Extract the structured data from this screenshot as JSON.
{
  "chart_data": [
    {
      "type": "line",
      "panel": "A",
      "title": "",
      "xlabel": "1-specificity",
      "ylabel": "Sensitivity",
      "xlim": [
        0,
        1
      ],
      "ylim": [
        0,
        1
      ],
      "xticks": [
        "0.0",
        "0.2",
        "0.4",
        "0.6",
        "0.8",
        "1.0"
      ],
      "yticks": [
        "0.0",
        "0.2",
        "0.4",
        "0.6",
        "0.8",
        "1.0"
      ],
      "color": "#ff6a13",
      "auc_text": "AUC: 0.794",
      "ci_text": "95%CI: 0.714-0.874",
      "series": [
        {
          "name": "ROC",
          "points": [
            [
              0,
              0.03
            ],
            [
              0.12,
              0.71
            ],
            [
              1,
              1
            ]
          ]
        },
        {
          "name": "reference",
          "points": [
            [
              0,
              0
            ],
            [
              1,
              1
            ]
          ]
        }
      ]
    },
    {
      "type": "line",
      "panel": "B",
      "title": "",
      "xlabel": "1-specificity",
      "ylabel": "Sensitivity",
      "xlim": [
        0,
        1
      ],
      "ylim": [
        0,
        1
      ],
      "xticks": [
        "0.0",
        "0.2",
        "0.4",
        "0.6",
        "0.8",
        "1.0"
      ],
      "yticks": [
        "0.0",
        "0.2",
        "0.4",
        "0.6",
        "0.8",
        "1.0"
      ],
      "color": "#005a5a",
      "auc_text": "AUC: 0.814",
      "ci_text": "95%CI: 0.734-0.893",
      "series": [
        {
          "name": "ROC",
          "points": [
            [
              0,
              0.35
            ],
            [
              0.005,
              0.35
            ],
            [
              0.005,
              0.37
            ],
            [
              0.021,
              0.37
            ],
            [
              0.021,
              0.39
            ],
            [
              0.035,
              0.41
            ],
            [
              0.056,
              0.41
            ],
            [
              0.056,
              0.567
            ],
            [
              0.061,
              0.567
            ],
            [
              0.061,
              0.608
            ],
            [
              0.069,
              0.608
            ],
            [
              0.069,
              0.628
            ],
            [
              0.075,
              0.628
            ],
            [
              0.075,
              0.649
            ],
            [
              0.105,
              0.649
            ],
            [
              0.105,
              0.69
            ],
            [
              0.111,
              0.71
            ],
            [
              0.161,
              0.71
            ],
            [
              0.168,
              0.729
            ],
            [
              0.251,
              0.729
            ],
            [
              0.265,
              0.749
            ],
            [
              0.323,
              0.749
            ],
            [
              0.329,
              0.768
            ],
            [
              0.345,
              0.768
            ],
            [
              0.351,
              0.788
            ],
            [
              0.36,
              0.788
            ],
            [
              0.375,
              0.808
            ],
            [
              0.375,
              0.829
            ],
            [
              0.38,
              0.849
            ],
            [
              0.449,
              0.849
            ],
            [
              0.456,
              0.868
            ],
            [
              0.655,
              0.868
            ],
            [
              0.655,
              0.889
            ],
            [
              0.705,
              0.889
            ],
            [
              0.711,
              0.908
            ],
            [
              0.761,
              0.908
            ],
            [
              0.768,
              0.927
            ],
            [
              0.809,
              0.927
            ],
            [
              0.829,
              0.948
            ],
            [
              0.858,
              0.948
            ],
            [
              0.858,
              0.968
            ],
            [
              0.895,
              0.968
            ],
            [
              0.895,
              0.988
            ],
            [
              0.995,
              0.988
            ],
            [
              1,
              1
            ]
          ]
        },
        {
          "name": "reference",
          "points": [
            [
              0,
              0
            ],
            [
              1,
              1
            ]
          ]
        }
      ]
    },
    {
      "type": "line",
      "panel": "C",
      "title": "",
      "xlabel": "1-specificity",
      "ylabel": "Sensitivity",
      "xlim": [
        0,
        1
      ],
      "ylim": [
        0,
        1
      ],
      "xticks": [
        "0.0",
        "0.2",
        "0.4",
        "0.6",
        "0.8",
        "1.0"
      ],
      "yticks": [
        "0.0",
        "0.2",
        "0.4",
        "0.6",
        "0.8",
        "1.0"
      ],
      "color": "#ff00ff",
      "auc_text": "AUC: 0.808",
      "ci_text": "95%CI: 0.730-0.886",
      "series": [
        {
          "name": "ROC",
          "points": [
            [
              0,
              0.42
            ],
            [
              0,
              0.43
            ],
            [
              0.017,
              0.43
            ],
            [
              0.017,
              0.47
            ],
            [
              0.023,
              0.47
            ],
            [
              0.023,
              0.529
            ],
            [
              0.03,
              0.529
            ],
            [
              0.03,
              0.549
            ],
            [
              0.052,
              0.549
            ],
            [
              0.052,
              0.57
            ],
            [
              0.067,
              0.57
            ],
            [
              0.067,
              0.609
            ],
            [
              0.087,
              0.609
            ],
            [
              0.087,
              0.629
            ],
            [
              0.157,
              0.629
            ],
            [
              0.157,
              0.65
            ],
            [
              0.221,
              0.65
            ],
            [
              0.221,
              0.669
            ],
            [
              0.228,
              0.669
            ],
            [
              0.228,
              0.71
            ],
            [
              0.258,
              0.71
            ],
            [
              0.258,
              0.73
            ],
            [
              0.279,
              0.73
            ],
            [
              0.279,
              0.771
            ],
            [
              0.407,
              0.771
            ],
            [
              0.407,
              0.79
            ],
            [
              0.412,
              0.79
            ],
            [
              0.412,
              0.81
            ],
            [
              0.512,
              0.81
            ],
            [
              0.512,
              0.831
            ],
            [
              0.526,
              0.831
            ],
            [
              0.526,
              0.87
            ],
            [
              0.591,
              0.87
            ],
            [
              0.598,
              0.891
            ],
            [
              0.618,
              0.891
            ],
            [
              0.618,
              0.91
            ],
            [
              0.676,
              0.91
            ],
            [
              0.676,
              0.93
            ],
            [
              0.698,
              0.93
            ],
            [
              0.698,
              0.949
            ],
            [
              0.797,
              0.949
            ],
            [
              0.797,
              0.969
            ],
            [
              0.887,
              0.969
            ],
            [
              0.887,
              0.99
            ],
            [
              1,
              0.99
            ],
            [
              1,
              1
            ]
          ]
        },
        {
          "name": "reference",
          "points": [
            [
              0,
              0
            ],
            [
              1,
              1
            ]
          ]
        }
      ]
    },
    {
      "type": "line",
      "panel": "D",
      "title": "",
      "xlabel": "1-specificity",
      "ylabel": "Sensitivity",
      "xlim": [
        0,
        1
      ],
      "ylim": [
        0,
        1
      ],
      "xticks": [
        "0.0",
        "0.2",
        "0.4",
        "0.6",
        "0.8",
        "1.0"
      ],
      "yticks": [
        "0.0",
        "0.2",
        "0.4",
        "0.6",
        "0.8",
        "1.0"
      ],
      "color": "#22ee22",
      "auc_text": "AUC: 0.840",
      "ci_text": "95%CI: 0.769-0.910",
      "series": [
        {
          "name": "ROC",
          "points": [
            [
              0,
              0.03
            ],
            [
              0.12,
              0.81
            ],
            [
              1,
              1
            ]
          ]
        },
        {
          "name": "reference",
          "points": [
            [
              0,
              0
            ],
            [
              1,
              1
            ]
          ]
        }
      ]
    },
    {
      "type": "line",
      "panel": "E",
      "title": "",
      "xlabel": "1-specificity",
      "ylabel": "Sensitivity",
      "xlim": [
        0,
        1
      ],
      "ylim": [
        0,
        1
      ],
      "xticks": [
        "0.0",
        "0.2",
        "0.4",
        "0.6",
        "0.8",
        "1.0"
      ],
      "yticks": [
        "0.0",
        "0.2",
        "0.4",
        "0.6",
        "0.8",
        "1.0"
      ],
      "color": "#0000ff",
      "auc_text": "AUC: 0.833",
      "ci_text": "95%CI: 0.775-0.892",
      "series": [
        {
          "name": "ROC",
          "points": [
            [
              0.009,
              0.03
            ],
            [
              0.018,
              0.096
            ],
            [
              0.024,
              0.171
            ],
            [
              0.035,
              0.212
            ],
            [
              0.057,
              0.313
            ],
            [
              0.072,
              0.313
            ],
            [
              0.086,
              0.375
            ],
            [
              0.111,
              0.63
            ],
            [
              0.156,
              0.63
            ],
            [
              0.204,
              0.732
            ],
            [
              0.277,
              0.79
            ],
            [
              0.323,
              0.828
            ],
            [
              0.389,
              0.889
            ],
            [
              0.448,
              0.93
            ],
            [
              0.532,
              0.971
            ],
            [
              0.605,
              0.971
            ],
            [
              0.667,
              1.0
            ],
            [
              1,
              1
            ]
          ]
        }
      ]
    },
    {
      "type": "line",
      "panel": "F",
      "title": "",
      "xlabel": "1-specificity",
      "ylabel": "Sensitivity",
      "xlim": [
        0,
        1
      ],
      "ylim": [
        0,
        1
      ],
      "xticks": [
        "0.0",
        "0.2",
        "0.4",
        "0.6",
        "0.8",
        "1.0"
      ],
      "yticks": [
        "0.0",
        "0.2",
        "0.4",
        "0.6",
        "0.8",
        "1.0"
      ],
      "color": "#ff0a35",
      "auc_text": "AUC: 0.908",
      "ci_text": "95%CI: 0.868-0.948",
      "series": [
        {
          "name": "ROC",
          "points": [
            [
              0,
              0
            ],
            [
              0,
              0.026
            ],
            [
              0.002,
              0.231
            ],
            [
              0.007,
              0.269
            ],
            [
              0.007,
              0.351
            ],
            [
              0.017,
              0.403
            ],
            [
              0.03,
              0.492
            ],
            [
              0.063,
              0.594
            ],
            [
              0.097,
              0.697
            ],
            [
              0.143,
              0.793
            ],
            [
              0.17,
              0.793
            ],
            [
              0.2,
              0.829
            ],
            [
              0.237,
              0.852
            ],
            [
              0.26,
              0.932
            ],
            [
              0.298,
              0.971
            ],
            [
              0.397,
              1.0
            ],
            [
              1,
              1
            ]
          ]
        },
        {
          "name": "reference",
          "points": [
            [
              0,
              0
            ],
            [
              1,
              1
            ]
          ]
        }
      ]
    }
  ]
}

■ WHAT YOU ARE ASKED TO DO: Pull out each line of the records holding the string "panel".

■ SOLUTION FOR THIS TASK:
      "panel": "A",
      "panel": "B",
      "panel": "C",
      "panel": "D",
      "panel": "E",
      "panel": "F",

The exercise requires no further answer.